Dataset excerpt:

========================

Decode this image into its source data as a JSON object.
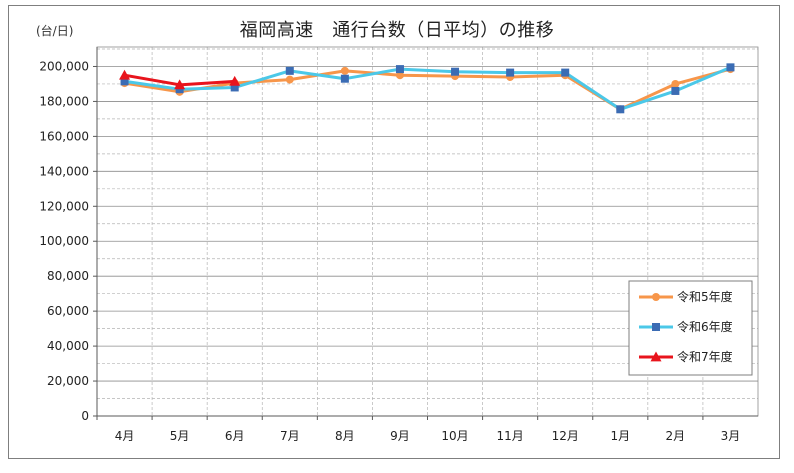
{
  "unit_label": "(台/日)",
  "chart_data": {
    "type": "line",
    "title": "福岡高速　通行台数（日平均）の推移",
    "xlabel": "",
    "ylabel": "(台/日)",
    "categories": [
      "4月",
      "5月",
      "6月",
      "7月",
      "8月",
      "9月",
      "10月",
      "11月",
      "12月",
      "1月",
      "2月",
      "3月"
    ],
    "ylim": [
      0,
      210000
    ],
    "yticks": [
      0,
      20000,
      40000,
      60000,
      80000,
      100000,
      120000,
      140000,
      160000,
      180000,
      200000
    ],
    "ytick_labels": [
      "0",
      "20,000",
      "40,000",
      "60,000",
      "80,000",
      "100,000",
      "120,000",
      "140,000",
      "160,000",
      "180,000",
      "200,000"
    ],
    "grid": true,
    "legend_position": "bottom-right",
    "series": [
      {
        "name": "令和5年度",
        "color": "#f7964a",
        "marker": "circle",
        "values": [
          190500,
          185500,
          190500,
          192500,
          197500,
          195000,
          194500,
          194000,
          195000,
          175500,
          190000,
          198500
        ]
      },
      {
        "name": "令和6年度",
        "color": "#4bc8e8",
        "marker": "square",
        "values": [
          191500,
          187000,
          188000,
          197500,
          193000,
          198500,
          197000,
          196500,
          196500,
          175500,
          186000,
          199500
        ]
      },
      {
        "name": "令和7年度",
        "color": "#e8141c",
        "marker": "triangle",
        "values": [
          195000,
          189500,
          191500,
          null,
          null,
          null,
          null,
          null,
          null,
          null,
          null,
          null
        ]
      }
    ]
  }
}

========================

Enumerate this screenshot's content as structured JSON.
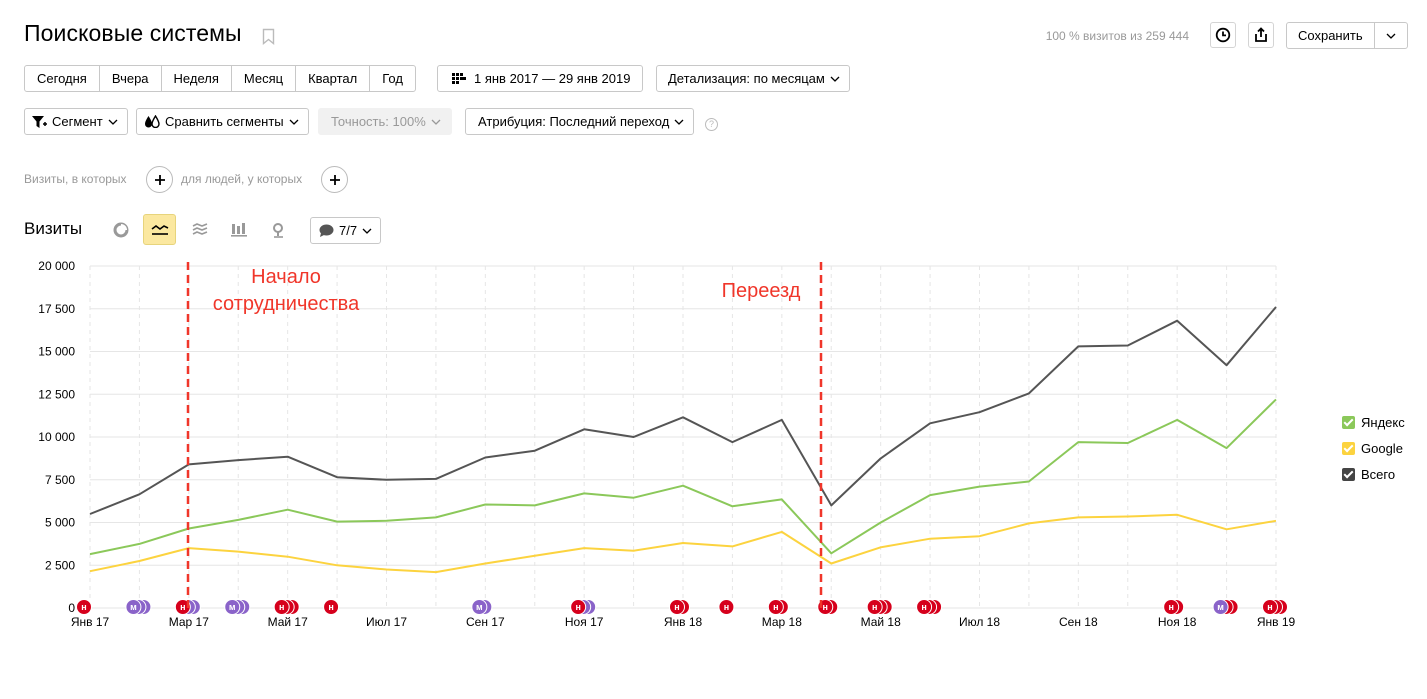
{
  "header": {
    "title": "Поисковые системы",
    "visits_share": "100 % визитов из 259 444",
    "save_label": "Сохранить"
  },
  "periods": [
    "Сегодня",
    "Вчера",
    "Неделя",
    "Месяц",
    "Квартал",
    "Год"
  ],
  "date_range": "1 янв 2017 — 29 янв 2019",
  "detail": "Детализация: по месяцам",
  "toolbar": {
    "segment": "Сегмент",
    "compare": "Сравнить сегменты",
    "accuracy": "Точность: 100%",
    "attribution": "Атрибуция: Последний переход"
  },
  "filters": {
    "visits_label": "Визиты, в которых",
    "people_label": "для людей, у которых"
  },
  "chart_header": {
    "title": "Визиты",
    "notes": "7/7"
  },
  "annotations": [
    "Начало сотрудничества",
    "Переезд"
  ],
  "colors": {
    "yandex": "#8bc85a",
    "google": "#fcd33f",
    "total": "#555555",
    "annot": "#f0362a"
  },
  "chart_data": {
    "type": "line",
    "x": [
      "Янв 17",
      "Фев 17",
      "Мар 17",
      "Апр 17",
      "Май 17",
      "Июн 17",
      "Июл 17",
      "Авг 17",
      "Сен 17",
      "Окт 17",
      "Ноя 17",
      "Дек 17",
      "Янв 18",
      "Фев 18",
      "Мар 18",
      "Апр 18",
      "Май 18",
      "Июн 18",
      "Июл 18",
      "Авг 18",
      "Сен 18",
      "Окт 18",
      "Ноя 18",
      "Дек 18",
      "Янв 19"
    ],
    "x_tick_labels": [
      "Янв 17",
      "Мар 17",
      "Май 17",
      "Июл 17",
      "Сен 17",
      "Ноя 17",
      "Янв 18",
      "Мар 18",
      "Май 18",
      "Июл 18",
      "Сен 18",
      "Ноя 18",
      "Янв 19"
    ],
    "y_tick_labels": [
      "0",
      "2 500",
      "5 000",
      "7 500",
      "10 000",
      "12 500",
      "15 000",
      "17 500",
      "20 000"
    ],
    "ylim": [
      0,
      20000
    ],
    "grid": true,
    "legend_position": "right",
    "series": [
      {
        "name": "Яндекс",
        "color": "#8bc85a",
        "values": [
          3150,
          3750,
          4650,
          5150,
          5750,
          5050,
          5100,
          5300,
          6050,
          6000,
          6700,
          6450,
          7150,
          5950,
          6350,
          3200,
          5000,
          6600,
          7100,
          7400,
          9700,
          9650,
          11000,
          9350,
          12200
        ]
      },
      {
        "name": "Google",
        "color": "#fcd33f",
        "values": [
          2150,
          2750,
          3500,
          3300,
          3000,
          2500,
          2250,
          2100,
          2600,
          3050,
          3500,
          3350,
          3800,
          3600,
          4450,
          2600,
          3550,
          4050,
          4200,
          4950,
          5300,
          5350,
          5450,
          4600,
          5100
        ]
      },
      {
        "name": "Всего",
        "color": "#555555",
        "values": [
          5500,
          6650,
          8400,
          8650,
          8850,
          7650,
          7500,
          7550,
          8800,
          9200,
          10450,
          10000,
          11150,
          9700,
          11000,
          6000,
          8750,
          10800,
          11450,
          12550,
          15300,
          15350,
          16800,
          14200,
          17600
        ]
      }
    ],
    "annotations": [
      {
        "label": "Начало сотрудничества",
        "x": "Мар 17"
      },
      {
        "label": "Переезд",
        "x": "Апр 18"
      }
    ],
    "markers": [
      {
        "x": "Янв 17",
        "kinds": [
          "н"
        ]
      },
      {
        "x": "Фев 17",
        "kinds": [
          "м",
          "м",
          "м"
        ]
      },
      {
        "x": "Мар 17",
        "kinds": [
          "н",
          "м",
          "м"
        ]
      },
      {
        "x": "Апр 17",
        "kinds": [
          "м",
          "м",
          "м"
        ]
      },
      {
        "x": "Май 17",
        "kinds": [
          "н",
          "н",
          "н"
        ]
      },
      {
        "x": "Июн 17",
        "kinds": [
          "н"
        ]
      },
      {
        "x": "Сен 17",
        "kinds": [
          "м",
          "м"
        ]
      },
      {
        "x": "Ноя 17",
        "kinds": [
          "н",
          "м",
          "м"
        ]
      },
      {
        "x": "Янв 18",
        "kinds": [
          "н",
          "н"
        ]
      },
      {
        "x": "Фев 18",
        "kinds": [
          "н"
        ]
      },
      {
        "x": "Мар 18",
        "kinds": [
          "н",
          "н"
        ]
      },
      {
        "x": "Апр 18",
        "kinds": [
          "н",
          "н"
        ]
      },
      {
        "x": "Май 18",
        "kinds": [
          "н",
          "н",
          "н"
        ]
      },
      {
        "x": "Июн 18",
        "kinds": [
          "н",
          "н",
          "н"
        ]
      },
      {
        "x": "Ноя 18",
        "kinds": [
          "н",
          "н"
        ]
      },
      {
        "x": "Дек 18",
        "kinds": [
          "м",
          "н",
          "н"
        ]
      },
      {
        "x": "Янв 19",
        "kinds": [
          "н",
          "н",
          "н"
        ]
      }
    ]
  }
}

========================

_Direction_. Locate all lines in the listing above with the word "Начало" and copy them.

_Response to the exercise_.
    "Начало сотрудничества",
        "label": "Начало сотрудничества",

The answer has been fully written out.